[Stored data entries]
········
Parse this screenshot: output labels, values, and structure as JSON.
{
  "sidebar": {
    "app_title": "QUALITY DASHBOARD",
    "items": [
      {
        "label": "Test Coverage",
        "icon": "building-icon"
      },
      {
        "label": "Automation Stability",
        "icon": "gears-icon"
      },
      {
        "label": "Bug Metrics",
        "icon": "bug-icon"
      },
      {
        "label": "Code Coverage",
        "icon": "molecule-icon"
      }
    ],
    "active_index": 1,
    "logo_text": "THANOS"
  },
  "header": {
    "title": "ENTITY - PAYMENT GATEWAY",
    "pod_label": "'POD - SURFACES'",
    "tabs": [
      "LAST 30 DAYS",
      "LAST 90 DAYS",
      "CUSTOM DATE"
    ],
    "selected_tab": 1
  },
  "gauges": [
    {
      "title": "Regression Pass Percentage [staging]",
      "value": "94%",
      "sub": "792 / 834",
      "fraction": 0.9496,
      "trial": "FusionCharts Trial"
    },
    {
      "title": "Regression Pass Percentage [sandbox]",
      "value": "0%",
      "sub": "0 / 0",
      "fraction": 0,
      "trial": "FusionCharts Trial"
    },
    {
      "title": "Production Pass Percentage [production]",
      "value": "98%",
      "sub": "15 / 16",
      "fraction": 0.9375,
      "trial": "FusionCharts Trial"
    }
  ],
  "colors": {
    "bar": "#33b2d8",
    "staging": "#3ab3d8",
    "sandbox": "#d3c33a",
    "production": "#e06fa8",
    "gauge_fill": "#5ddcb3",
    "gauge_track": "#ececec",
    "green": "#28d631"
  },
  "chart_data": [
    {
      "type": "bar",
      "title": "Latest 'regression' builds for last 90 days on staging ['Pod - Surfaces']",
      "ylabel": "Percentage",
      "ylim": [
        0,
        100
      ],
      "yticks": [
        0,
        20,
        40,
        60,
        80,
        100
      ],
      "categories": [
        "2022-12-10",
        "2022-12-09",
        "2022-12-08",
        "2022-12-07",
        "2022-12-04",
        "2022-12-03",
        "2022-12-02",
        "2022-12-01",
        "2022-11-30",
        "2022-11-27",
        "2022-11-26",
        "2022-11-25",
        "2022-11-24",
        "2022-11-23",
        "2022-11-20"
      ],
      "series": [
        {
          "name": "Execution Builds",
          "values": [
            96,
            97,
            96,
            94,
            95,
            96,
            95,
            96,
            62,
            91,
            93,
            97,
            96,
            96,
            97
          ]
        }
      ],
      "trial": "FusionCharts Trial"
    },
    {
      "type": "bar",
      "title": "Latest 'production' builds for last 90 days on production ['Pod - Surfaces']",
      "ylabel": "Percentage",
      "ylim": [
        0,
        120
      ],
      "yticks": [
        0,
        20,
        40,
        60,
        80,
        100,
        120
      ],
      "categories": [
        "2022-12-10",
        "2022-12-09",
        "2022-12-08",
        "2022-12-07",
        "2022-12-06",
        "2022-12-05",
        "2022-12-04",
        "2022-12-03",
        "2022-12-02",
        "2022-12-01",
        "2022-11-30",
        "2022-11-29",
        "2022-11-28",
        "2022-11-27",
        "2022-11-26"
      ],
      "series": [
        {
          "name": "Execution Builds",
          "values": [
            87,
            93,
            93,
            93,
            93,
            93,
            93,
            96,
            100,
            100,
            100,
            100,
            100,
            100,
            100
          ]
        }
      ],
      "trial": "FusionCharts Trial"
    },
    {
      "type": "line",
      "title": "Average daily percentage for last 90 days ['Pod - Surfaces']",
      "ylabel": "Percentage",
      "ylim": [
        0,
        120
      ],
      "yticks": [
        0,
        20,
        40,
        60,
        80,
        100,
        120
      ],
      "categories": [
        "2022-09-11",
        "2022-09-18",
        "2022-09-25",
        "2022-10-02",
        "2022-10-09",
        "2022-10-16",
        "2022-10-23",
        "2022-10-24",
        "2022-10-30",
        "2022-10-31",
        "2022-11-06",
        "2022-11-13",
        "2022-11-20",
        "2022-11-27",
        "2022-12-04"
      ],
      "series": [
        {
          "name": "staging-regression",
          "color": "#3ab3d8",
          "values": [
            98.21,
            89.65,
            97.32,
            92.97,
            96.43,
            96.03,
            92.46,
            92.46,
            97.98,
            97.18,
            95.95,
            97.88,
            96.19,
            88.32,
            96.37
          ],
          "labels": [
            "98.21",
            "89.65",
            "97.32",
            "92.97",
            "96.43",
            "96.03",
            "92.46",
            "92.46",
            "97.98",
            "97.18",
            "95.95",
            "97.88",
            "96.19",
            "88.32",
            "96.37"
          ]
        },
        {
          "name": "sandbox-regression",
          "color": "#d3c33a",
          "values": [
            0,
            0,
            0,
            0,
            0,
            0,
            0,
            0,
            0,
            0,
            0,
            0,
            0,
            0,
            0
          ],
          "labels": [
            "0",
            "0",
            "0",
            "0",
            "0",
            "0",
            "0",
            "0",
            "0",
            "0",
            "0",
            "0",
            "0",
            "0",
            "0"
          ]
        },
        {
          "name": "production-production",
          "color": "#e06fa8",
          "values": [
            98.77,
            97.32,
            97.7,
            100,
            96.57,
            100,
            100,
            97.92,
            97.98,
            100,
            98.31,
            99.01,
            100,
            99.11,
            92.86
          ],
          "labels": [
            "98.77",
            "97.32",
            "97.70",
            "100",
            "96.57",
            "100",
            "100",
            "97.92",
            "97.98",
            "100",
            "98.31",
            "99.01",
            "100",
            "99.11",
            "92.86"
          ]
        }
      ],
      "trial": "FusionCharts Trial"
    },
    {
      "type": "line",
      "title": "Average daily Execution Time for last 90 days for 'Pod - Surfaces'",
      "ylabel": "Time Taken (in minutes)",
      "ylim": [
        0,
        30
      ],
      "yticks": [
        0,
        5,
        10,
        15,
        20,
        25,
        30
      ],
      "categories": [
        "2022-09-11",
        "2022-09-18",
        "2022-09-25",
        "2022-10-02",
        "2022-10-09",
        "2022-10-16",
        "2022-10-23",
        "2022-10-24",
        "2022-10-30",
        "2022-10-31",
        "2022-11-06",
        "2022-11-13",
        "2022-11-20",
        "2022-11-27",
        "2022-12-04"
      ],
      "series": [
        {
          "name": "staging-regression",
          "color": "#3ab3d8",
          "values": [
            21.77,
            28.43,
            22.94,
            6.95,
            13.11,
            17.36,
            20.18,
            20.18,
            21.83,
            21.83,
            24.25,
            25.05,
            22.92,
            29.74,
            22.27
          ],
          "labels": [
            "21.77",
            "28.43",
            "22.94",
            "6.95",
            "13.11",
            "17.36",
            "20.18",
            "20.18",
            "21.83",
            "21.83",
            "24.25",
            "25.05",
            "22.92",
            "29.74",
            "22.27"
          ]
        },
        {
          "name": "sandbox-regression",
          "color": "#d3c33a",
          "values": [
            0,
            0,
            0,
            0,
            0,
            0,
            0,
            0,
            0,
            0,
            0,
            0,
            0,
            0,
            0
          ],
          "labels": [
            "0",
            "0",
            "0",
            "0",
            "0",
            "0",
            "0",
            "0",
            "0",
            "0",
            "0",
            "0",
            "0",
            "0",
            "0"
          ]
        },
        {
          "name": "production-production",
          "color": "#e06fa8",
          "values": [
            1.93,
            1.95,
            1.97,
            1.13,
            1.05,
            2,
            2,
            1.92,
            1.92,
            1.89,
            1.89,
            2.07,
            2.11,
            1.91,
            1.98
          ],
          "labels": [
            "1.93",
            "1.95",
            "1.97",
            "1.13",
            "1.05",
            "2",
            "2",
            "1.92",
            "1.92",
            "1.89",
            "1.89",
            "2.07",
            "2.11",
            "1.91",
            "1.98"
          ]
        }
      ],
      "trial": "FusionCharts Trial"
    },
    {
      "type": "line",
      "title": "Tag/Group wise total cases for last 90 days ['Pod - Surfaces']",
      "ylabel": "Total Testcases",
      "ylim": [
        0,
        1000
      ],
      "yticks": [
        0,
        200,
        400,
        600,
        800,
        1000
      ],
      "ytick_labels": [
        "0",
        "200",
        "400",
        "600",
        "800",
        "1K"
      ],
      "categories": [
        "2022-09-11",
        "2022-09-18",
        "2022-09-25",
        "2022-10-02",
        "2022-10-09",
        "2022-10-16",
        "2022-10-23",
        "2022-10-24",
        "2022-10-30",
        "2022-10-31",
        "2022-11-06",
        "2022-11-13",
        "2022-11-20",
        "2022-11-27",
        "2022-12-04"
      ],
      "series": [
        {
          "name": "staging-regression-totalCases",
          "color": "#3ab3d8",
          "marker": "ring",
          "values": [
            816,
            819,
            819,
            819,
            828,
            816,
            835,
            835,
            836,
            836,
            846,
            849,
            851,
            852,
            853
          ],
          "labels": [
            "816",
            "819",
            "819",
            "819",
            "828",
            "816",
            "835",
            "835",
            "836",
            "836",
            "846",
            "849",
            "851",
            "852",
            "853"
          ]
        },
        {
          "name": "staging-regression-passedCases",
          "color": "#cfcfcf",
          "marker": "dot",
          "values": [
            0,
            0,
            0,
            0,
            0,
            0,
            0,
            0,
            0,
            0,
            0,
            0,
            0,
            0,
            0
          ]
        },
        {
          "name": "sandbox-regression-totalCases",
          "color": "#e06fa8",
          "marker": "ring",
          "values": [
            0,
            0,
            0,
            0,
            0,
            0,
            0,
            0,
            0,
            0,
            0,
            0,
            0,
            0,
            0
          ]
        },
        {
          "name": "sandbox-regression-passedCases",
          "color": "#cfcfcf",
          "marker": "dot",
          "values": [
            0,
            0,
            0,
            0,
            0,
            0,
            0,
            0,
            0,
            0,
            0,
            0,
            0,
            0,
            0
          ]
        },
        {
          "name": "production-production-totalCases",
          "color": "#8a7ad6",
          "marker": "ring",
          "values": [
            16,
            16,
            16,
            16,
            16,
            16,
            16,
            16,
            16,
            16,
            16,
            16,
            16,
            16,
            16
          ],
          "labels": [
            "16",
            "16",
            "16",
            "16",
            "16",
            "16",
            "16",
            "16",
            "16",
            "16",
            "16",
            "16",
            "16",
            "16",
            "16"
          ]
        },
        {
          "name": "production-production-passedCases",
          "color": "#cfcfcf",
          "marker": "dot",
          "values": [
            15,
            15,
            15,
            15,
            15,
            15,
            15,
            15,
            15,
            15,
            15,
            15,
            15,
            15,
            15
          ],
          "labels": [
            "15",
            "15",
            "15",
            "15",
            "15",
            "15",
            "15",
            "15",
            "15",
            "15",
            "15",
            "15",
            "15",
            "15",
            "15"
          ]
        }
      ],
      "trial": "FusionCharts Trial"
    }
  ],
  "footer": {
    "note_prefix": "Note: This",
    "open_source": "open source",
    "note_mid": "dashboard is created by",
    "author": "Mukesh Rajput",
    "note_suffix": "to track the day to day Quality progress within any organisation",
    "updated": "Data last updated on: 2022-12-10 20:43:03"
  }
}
········
*Exercise aim*. Show every line from the listing above in which the string "passedCases" appears.

*Output for this task*.
          "name": "staging-regression-passedCases",
          "name": "sandbox-regression-passedCases",
          "name": "production-production-passedCases",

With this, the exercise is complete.